▶ [Dataset extract]:

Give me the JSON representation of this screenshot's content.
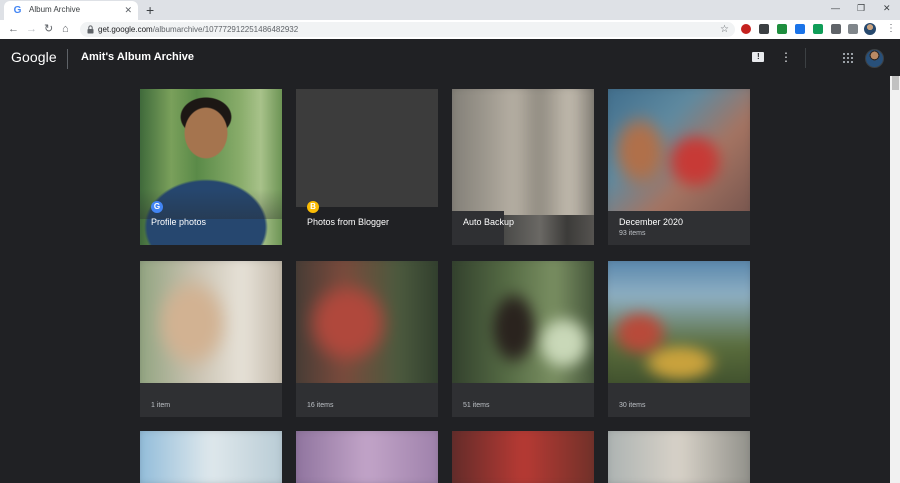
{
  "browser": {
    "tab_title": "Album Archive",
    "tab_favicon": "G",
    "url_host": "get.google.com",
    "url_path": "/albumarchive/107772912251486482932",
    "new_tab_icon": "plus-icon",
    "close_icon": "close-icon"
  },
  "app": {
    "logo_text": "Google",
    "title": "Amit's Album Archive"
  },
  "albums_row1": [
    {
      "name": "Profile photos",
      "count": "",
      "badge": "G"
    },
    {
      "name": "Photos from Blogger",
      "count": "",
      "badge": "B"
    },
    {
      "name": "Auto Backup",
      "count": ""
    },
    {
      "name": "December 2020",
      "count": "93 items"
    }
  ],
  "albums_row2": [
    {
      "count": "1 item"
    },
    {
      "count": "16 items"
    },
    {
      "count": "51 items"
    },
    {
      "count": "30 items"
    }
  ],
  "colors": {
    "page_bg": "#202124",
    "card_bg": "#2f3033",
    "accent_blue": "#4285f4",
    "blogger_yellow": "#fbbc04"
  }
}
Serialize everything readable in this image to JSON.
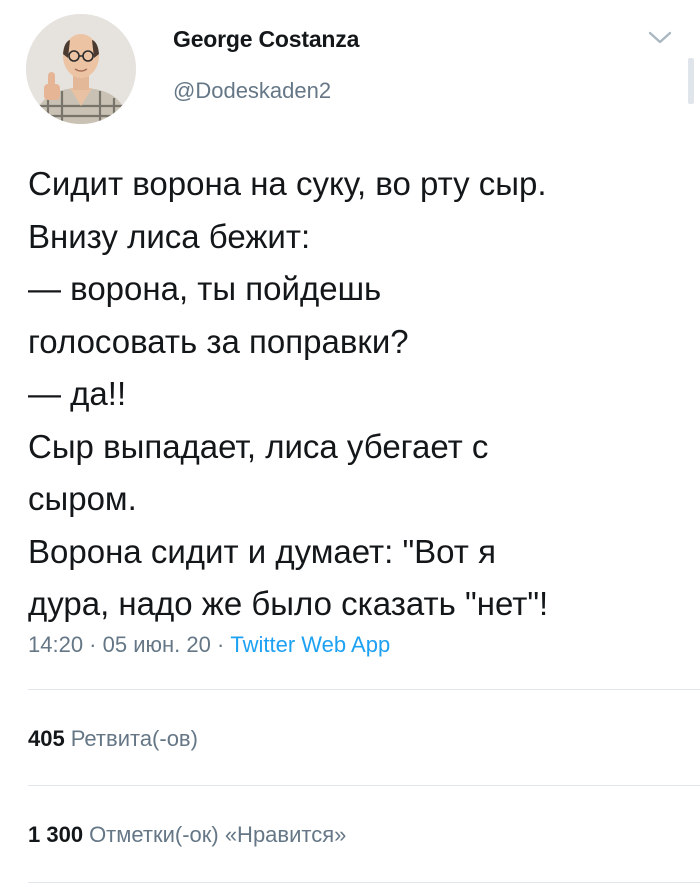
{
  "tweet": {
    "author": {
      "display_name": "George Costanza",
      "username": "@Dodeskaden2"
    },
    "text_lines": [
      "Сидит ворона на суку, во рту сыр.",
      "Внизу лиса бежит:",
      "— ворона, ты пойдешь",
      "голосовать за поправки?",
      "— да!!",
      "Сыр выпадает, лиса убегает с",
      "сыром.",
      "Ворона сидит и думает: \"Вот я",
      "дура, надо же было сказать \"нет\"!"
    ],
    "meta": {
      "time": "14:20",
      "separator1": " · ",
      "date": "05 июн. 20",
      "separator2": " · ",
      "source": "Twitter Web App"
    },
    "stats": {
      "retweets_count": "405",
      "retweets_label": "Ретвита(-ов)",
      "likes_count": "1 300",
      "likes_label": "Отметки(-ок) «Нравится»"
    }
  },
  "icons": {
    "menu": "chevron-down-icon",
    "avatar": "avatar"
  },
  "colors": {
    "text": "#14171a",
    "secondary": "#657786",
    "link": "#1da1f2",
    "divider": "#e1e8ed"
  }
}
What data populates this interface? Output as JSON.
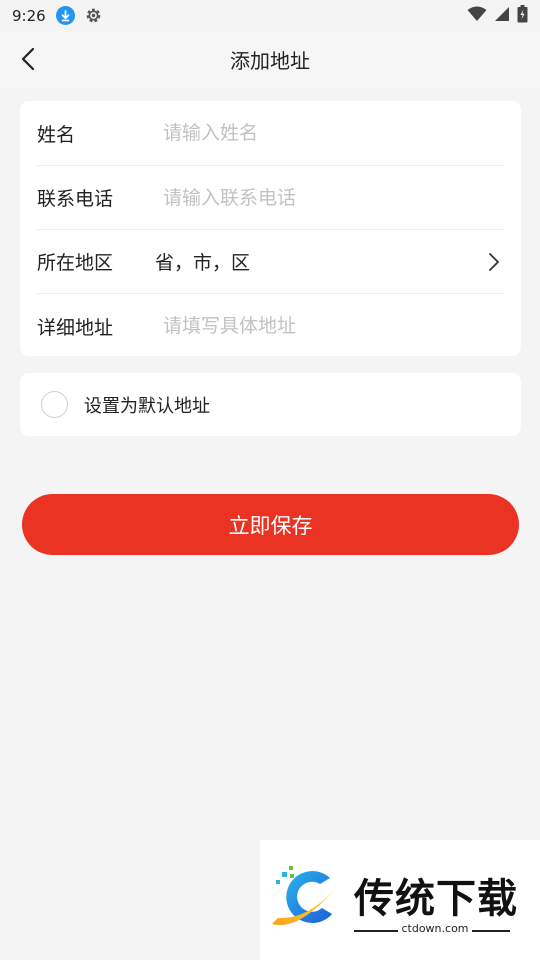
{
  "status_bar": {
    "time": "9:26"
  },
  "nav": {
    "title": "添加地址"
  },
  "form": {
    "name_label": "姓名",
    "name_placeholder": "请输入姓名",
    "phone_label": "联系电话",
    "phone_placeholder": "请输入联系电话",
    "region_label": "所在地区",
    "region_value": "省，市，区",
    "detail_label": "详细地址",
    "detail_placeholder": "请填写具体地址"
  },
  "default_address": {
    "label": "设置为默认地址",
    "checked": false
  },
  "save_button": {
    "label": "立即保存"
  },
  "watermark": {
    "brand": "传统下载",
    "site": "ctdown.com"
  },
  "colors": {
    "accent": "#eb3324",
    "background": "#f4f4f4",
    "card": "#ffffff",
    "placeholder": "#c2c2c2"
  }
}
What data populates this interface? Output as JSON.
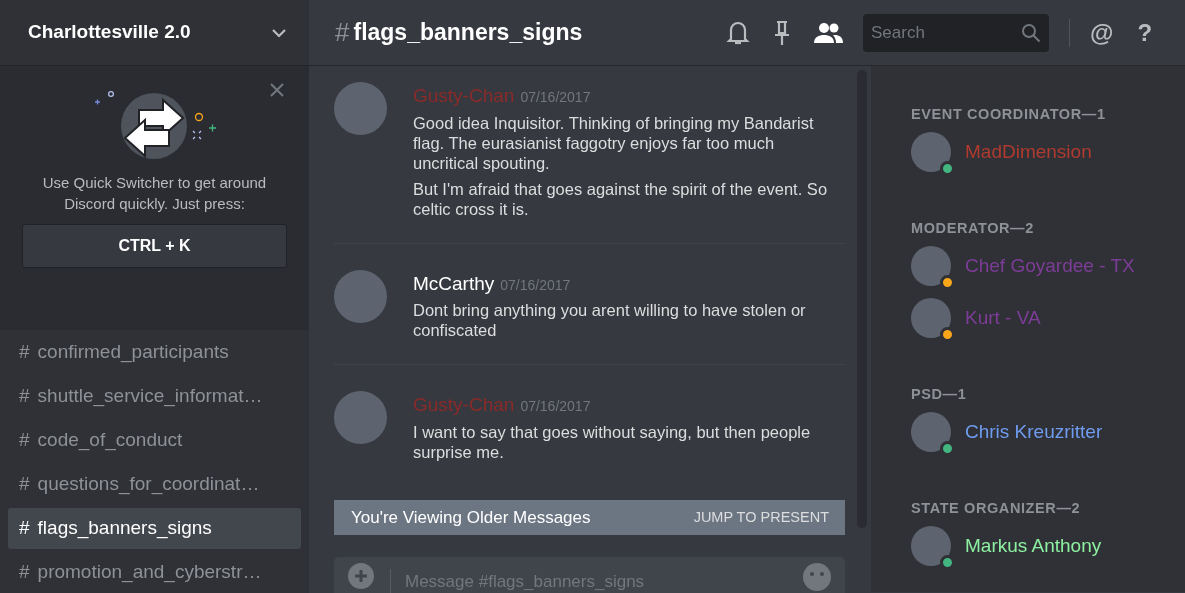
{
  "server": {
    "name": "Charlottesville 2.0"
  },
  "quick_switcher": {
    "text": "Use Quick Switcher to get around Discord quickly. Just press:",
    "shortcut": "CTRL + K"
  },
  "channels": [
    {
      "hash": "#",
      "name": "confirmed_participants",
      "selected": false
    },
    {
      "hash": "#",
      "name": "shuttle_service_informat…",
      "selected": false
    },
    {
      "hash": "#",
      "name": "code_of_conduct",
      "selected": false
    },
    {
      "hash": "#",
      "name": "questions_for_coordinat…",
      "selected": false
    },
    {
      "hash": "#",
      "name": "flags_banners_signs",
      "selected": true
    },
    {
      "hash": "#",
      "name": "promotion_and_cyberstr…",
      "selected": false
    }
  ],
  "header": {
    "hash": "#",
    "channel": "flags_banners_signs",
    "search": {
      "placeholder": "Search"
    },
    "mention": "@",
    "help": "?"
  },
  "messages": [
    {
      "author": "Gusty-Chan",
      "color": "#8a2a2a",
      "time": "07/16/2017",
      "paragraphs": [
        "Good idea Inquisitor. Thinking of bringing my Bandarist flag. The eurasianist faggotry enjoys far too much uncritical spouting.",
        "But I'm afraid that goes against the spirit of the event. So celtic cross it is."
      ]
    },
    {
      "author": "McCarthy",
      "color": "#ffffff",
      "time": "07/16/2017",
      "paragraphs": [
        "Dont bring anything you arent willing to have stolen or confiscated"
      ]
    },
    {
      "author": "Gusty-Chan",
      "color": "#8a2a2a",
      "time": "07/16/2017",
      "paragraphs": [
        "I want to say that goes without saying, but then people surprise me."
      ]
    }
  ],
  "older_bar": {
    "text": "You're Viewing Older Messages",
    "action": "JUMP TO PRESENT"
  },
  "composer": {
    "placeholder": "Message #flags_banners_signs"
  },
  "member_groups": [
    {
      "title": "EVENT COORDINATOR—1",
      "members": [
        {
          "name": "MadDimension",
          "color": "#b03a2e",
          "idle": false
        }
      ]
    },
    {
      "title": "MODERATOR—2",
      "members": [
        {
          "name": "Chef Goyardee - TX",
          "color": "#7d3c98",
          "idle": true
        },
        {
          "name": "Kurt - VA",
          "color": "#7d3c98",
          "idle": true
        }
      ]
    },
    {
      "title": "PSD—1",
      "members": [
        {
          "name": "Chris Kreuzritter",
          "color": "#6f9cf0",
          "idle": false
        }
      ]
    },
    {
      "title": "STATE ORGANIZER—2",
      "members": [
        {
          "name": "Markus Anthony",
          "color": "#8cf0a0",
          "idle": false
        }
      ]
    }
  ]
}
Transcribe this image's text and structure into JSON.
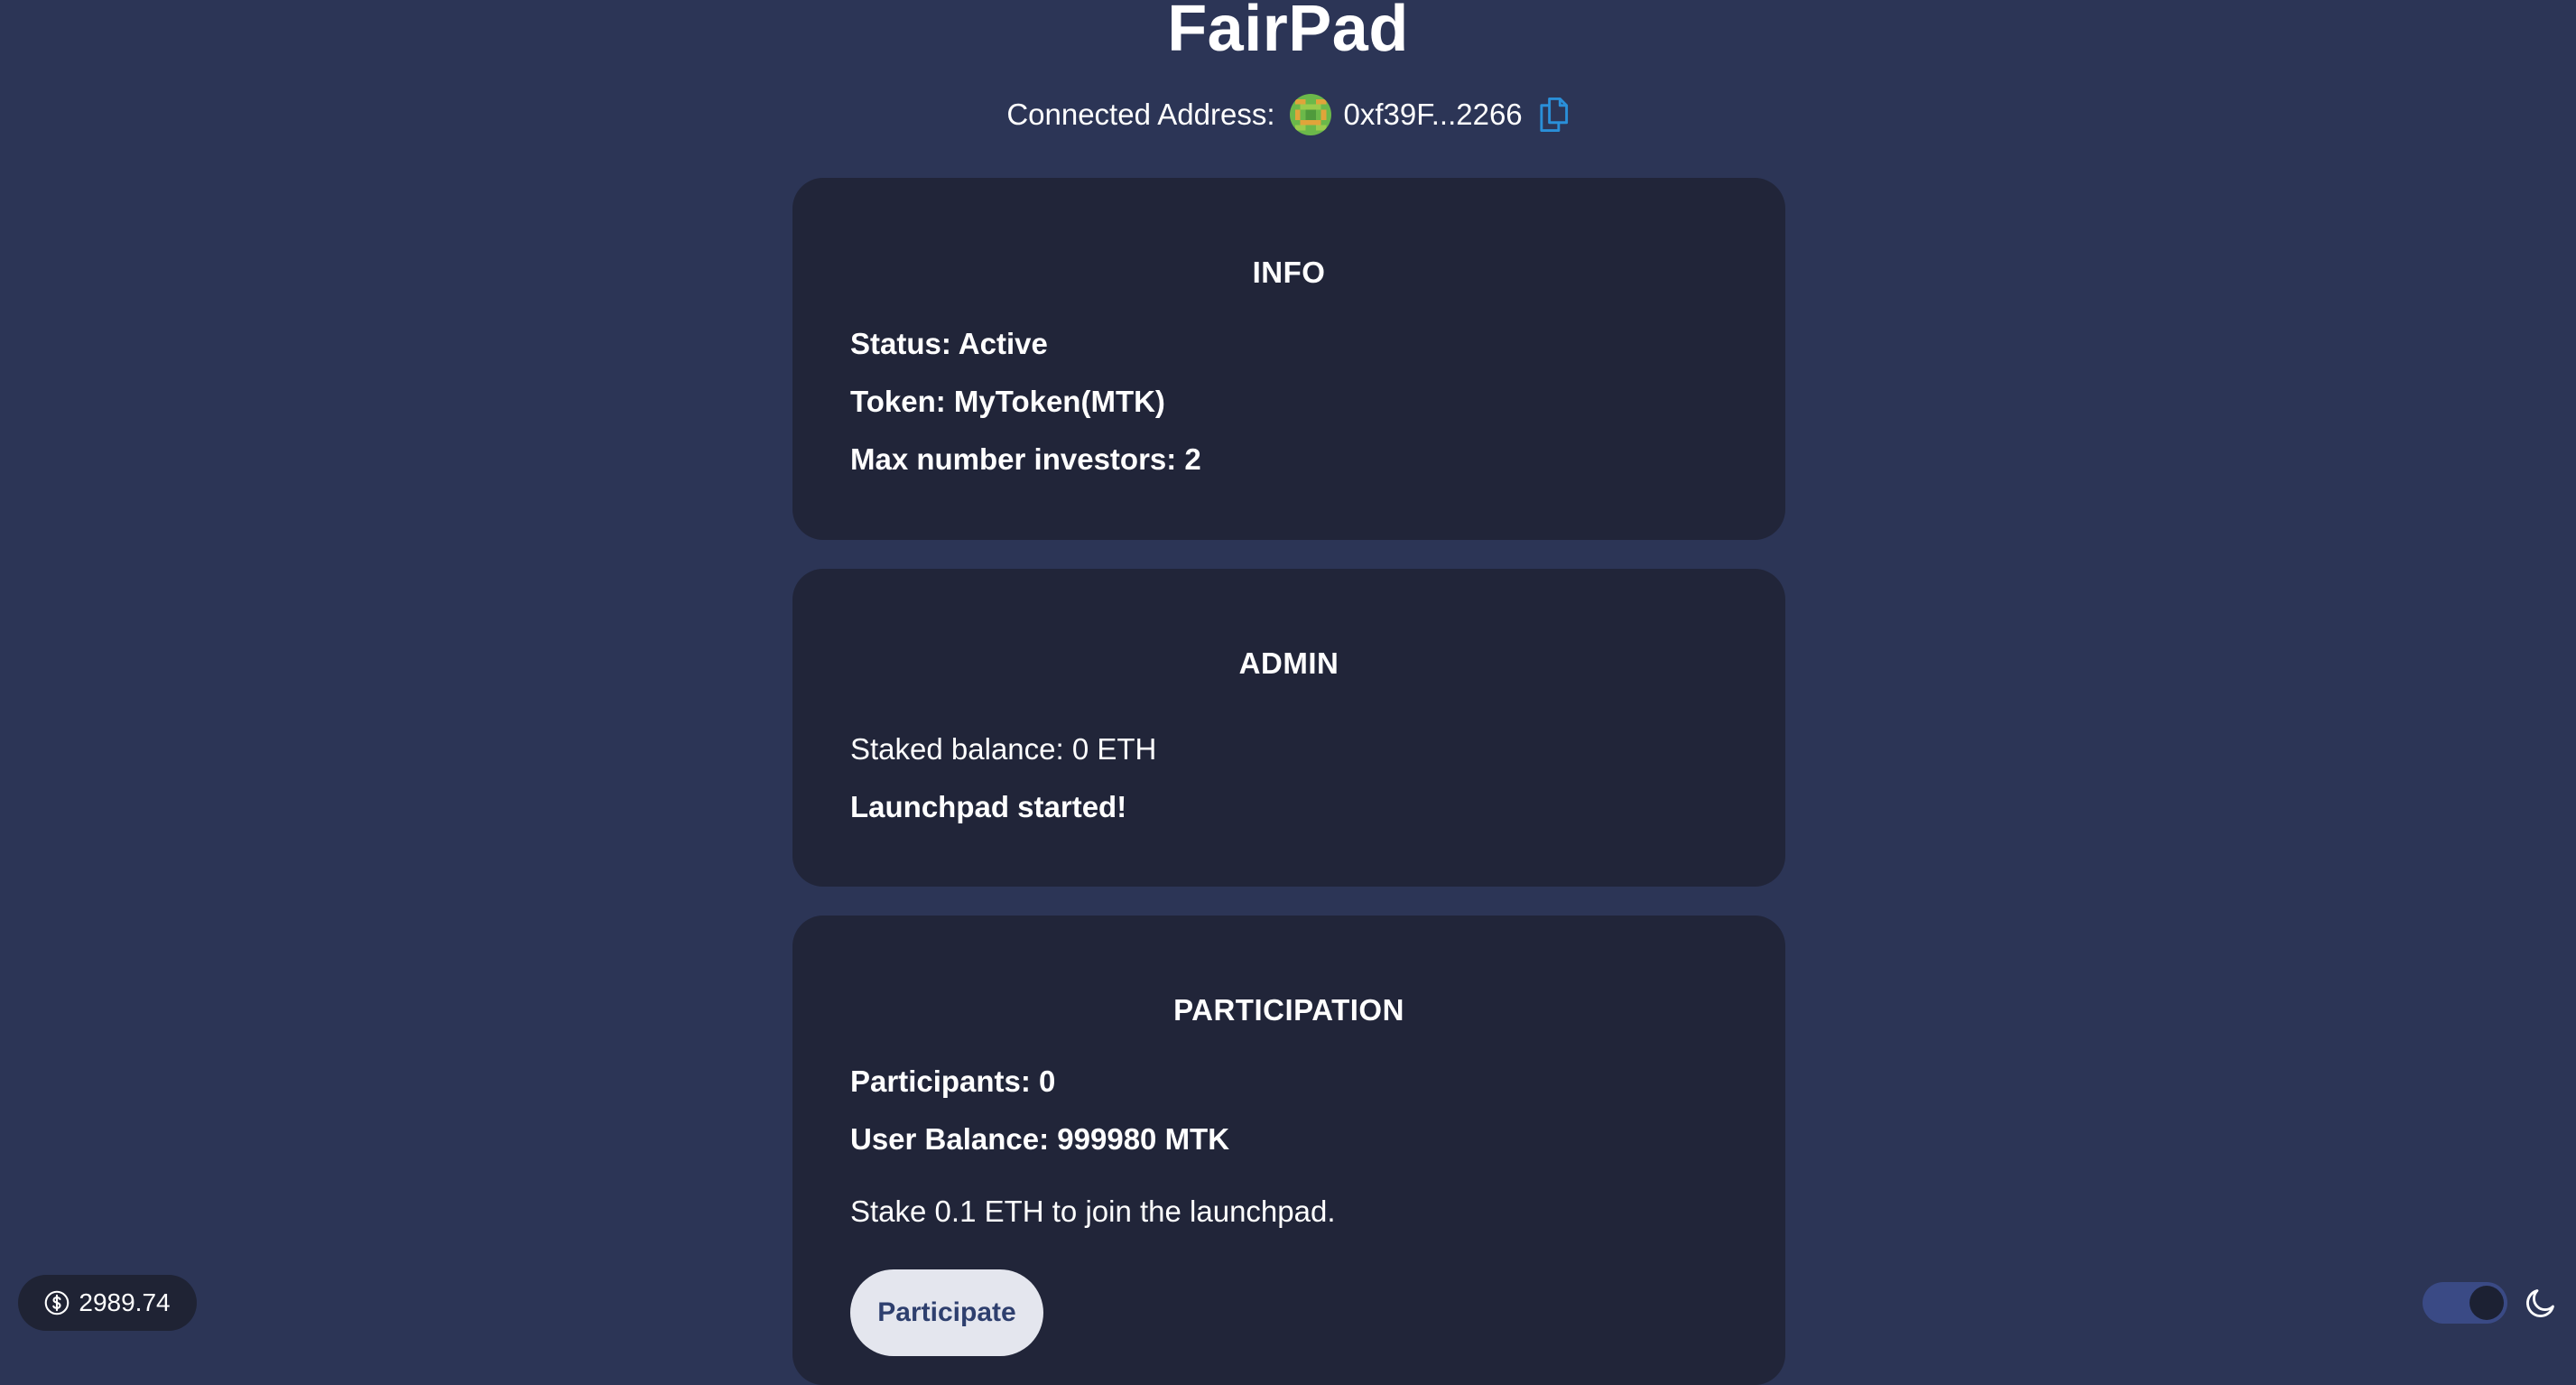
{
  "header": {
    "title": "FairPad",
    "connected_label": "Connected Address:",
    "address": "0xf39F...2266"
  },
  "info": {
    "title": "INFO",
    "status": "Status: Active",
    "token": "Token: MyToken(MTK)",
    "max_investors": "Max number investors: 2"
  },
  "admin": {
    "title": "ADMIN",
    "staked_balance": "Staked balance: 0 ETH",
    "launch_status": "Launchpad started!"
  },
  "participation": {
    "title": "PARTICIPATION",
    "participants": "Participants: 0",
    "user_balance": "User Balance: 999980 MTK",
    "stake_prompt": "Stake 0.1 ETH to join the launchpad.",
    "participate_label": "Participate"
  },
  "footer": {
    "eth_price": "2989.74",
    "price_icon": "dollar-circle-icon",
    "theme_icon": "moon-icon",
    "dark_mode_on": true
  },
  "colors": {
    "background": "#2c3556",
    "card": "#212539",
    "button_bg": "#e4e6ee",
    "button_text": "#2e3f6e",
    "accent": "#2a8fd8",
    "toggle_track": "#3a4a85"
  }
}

▶ [The exercise]:
Give every line above again exactly, with no pictures.

▶ [Solution to the problem]:
Give me the JSON representation of this screenshot's content.
{
  "browser": {
    "tab_title": "Album Archive",
    "tab_favicon": "G",
    "url_host": "get.google.com",
    "url_path": "/albumarchive/107772912251486482932",
    "new_tab_icon": "plus-icon",
    "close_icon": "close-icon"
  },
  "app": {
    "logo_text": "Google",
    "title": "Amit's Album Archive"
  },
  "albums_row1": [
    {
      "name": "Profile photos",
      "count": "",
      "badge": "G"
    },
    {
      "name": "Photos from Blogger",
      "count": "",
      "badge": "B"
    },
    {
      "name": "Auto Backup",
      "count": ""
    },
    {
      "name": "December 2020",
      "count": "93 items"
    }
  ],
  "albums_row2": [
    {
      "count": "1 item"
    },
    {
      "count": "16 items"
    },
    {
      "count": "51 items"
    },
    {
      "count": "30 items"
    }
  ],
  "colors": {
    "page_bg": "#202124",
    "card_bg": "#2f3033",
    "accent_blue": "#4285f4",
    "blogger_yellow": "#fbbc04"
  }
}
Serialize everything readable in this image to JSON.
{
  "tweet": {
    "author": {
      "display_name": "George Costanza",
      "username": "@Dodeskaden2"
    },
    "text_lines": [
      "Сидит ворона на суку, во рту сыр.",
      "Внизу лиса бежит:",
      "— ворона, ты пойдешь",
      "голосовать за поправки?",
      "— да!!",
      "Сыр выпадает, лиса убегает с",
      "сыром.",
      "Ворона сидит и думает: \"Вот я",
      "дура, надо же было сказать \"нет\"!"
    ],
    "meta": {
      "time": "14:20",
      "separator1": " · ",
      "date": "05 июн. 20",
      "separator2": " · ",
      "source": "Twitter Web App"
    },
    "stats": {
      "retweets_count": "405",
      "retweets_label": "Ретвита(-ов)",
      "likes_count": "1 300",
      "likes_label": "Отметки(-ок) «Нравится»"
    }
  },
  "icons": {
    "menu": "chevron-down-icon",
    "avatar": "avatar"
  },
  "colors": {
    "text": "#14171a",
    "secondary": "#657786",
    "link": "#1da1f2",
    "divider": "#e1e8ed"
  }
}
What data populates this interface? Output as JSON.
{
  "status_bar": {
    "time": "9:26"
  },
  "nav": {
    "title": "添加地址"
  },
  "form": {
    "name_label": "姓名",
    "name_placeholder": "请输入姓名",
    "phone_label": "联系电话",
    "phone_placeholder": "请输入联系电话",
    "region_label": "所在地区",
    "region_value": "省，市，区",
    "detail_label": "详细地址",
    "detail_placeholder": "请填写具体地址"
  },
  "default_address": {
    "label": "设置为默认地址",
    "checked": false
  },
  "save_button": {
    "label": "立即保存"
  },
  "watermark": {
    "brand": "传统下载",
    "site": "ctdown.com"
  },
  "colors": {
    "accent": "#eb3324",
    "background": "#f4f4f4",
    "card": "#ffffff",
    "placeholder": "#c2c2c2"
  }
}
What data populates this interface? Output as JSON.
{
  "server": {
    "name": "Charlottesville 2.0"
  },
  "quick_switcher": {
    "text": "Use Quick Switcher to get around Discord quickly. Just press:",
    "shortcut": "CTRL + K"
  },
  "channels": [
    {
      "hash": "#",
      "name": "confirmed_participants",
      "selected": false
    },
    {
      "hash": "#",
      "name": "shuttle_service_informat…",
      "selected": false
    },
    {
      "hash": "#",
      "name": "code_of_conduct",
      "selected": false
    },
    {
      "hash": "#",
      "name": "questions_for_coordinat…",
      "selected": false
    },
    {
      "hash": "#",
      "name": "flags_banners_signs",
      "selected": true
    },
    {
      "hash": "#",
      "name": "promotion_and_cyberstr…",
      "selected": false
    }
  ],
  "header": {
    "hash": "#",
    "channel": "flags_banners_signs",
    "search": {
      "placeholder": "Search"
    },
    "mention": "@",
    "help": "?"
  },
  "messages": [
    {
      "author": "Gusty-Chan",
      "color": "#8a2a2a",
      "time": "07/16/2017",
      "paragraphs": [
        "Good idea Inquisitor. Thinking of bringing my Bandarist flag. The eurasianist faggotry enjoys far too much uncritical spouting.",
        "But I'm afraid that goes against the spirit of the event. So celtic cross it is."
      ]
    },
    {
      "author": "McCarthy",
      "color": "#ffffff",
      "time": "07/16/2017",
      "paragraphs": [
        "Dont bring anything you arent willing to have stolen or confiscated"
      ]
    },
    {
      "author": "Gusty-Chan",
      "color": "#8a2a2a",
      "time": "07/16/2017",
      "paragraphs": [
        "I want to say that goes without saying, but then people surprise me."
      ]
    }
  ],
  "older_bar": {
    "text": "You're Viewing Older Messages",
    "action": "JUMP TO PRESENT"
  },
  "composer": {
    "placeholder": "Message #flags_banners_signs"
  },
  "member_groups": [
    {
      "title": "EVENT COORDINATOR—1",
      "members": [
        {
          "name": "MadDimension",
          "color": "#b03a2e",
          "idle": false
        }
      ]
    },
    {
      "title": "MODERATOR—2",
      "members": [
        {
          "name": "Chef Goyardee - TX",
          "color": "#7d3c98",
          "idle": true
        },
        {
          "name": "Kurt - VA",
          "color": "#7d3c98",
          "idle": true
        }
      ]
    },
    {
      "title": "PSD—1",
      "members": [
        {
          "name": "Chris Kreuzritter",
          "color": "#6f9cf0",
          "idle": false
        }
      ]
    },
    {
      "title": "STATE ORGANIZER—2",
      "members": [
        {
          "name": "Markus Anthony",
          "color": "#8cf0a0",
          "idle": false
        }
      ]
    }
  ]
}
Transcribe this image's text and structure into JSON.
{
  "header": {
    "title": "FairPad",
    "connected_label": "Connected Address:",
    "address": "0xf39F...2266"
  },
  "info": {
    "title": "INFO",
    "status": "Status: Active",
    "token": "Token: MyToken(MTK)",
    "max_investors": "Max number investors: 2"
  },
  "admin": {
    "title": "ADMIN",
    "staked_balance": "Staked balance: 0 ETH",
    "launch_status": "Launchpad started!"
  },
  "participation": {
    "title": "PARTICIPATION",
    "participants": "Participants: 0",
    "user_balance": "User Balance: 999980 MTK",
    "stake_prompt": "Stake 0.1 ETH to join the launchpad.",
    "participate_label": "Participate"
  },
  "footer": {
    "eth_price": "2989.74",
    "price_icon": "dollar-circle-icon",
    "theme_icon": "moon-icon",
    "dark_mode_on": true
  },
  "colors": {
    "background": "#2c3556",
    "card": "#212539",
    "button_bg": "#e4e6ee",
    "button_text": "#2e3f6e",
    "accent": "#2a8fd8",
    "toggle_track": "#3a4a85"
  }
}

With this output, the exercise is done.